TASK DETAILS
Print all records exactly, leaving nothing out.

Start of GIVEN DATA

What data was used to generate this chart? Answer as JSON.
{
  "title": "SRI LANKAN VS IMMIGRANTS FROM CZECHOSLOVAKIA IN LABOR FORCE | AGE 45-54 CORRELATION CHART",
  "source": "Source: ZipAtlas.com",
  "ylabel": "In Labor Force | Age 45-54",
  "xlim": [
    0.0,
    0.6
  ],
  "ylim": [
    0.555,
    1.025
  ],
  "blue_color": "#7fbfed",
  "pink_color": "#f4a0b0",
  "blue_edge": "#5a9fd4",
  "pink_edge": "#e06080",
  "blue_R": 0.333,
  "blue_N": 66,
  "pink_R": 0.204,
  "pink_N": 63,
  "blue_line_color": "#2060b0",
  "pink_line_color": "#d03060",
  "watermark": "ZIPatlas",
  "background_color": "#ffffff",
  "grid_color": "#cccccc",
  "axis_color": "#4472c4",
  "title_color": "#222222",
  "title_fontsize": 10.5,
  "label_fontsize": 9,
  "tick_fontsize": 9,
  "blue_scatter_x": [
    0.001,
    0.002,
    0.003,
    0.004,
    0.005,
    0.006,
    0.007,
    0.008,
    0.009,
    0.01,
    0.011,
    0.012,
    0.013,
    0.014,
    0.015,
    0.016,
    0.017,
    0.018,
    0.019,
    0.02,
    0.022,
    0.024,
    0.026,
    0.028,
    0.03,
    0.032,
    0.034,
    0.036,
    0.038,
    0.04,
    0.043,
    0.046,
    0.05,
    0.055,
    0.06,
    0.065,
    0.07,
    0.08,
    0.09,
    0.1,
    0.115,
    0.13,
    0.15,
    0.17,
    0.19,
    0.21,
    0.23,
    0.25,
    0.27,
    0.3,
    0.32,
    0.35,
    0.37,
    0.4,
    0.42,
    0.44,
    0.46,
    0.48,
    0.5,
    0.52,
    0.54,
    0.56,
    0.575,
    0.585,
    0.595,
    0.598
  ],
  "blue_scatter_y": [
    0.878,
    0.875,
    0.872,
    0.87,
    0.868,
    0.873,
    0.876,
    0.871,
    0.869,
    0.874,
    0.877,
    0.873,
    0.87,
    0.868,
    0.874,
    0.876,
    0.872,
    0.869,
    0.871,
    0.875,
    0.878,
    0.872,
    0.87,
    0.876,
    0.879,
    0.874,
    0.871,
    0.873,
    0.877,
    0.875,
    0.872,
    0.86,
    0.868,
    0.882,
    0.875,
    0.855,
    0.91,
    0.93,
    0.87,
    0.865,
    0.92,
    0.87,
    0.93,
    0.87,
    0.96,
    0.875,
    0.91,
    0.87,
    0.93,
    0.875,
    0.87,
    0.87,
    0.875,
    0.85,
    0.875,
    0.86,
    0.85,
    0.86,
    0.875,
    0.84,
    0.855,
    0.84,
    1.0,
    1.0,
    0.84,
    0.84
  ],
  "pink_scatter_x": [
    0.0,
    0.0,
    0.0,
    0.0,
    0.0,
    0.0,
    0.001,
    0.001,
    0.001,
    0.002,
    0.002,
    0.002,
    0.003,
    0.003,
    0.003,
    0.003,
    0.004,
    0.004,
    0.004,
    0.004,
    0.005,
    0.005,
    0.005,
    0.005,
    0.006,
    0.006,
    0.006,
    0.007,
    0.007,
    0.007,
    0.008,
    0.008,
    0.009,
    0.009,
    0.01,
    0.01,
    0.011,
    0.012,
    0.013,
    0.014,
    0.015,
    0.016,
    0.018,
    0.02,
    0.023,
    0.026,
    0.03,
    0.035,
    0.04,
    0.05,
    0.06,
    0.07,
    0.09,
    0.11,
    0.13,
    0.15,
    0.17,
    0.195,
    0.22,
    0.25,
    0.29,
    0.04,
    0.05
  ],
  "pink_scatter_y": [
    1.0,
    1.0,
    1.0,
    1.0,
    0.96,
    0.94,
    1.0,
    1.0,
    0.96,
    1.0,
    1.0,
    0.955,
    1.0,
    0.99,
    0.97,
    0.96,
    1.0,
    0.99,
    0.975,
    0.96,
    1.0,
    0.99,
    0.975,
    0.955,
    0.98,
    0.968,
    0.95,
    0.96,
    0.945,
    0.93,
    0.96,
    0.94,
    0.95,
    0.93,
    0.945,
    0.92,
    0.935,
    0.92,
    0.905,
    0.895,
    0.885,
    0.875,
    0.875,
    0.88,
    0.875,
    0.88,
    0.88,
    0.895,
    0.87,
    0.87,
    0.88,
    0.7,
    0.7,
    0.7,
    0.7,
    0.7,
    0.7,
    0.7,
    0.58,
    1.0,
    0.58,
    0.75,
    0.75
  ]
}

End of GIVEN DATA

SOLUTION TO THE PROBLEM
What data was used to generate this chart? Answer as JSON.
{
  "title": "SRI LANKAN VS IMMIGRANTS FROM CZECHOSLOVAKIA IN LABOR FORCE | AGE 45-54 CORRELATION CHART",
  "source": "Source: ZipAtlas.com",
  "ylabel": "In Labor Force | Age 45-54",
  "xlim": [
    0.0,
    0.6
  ],
  "ylim": [
    0.555,
    1.025
  ],
  "blue_color": "#7fbfed",
  "pink_color": "#f4a0b0",
  "blue_edge": "#5a9fd4",
  "pink_edge": "#e06080",
  "blue_R": 0.333,
  "blue_N": 66,
  "pink_R": 0.204,
  "pink_N": 63,
  "blue_line_color": "#2060b0",
  "pink_line_color": "#d03060",
  "watermark": "ZIPatlas",
  "background_color": "#ffffff",
  "grid_color": "#cccccc",
  "axis_color": "#4472c4",
  "title_color": "#222222",
  "title_fontsize": 10.5,
  "label_fontsize": 9,
  "tick_fontsize": 9,
  "blue_scatter_x": [
    0.001,
    0.002,
    0.003,
    0.004,
    0.005,
    0.006,
    0.007,
    0.008,
    0.009,
    0.01,
    0.011,
    0.012,
    0.013,
    0.014,
    0.015,
    0.016,
    0.017,
    0.018,
    0.019,
    0.02,
    0.022,
    0.024,
    0.026,
    0.028,
    0.03,
    0.032,
    0.034,
    0.036,
    0.038,
    0.04,
    0.043,
    0.046,
    0.05,
    0.055,
    0.06,
    0.065,
    0.07,
    0.08,
    0.09,
    0.1,
    0.115,
    0.13,
    0.15,
    0.17,
    0.19,
    0.21,
    0.23,
    0.25,
    0.27,
    0.3,
    0.32,
    0.35,
    0.37,
    0.4,
    0.42,
    0.44,
    0.46,
    0.48,
    0.5,
    0.52,
    0.54,
    0.56,
    0.575,
    0.585,
    0.595,
    0.598
  ],
  "blue_scatter_y": [
    0.878,
    0.875,
    0.872,
    0.87,
    0.868,
    0.873,
    0.876,
    0.871,
    0.869,
    0.874,
    0.877,
    0.873,
    0.87,
    0.868,
    0.874,
    0.876,
    0.872,
    0.869,
    0.871,
    0.875,
    0.878,
    0.872,
    0.87,
    0.876,
    0.879,
    0.874,
    0.871,
    0.873,
    0.877,
    0.875,
    0.872,
    0.86,
    0.868,
    0.882,
    0.875,
    0.855,
    0.91,
    0.93,
    0.87,
    0.865,
    0.92,
    0.87,
    0.93,
    0.87,
    0.96,
    0.875,
    0.91,
    0.87,
    0.93,
    0.875,
    0.87,
    0.87,
    0.875,
    0.85,
    0.875,
    0.86,
    0.85,
    0.86,
    0.875,
    0.84,
    0.855,
    0.84,
    1.0,
    1.0,
    0.84,
    0.84
  ],
  "pink_scatter_x": [
    0.0,
    0.0,
    0.0,
    0.0,
    0.0,
    0.0,
    0.001,
    0.001,
    0.001,
    0.002,
    0.002,
    0.002,
    0.003,
    0.003,
    0.003,
    0.003,
    0.004,
    0.004,
    0.004,
    0.004,
    0.005,
    0.005,
    0.005,
    0.005,
    0.006,
    0.006,
    0.006,
    0.007,
    0.007,
    0.007,
    0.008,
    0.008,
    0.009,
    0.009,
    0.01,
    0.01,
    0.011,
    0.012,
    0.013,
    0.014,
    0.015,
    0.016,
    0.018,
    0.02,
    0.023,
    0.026,
    0.03,
    0.035,
    0.04,
    0.05,
    0.06,
    0.07,
    0.09,
    0.11,
    0.13,
    0.15,
    0.17,
    0.195,
    0.22,
    0.25,
    0.29,
    0.04,
    0.05
  ],
  "pink_scatter_y": [
    1.0,
    1.0,
    1.0,
    1.0,
    0.96,
    0.94,
    1.0,
    1.0,
    0.96,
    1.0,
    1.0,
    0.955,
    1.0,
    0.99,
    0.97,
    0.96,
    1.0,
    0.99,
    0.975,
    0.96,
    1.0,
    0.99,
    0.975,
    0.955,
    0.98,
    0.968,
    0.95,
    0.96,
    0.945,
    0.93,
    0.96,
    0.94,
    0.95,
    0.93,
    0.945,
    0.92,
    0.935,
    0.92,
    0.905,
    0.895,
    0.885,
    0.875,
    0.875,
    0.88,
    0.875,
    0.88,
    0.88,
    0.895,
    0.87,
    0.87,
    0.88,
    0.7,
    0.7,
    0.7,
    0.7,
    0.7,
    0.7,
    0.7,
    0.58,
    1.0,
    0.58,
    0.75,
    0.75
  ]
}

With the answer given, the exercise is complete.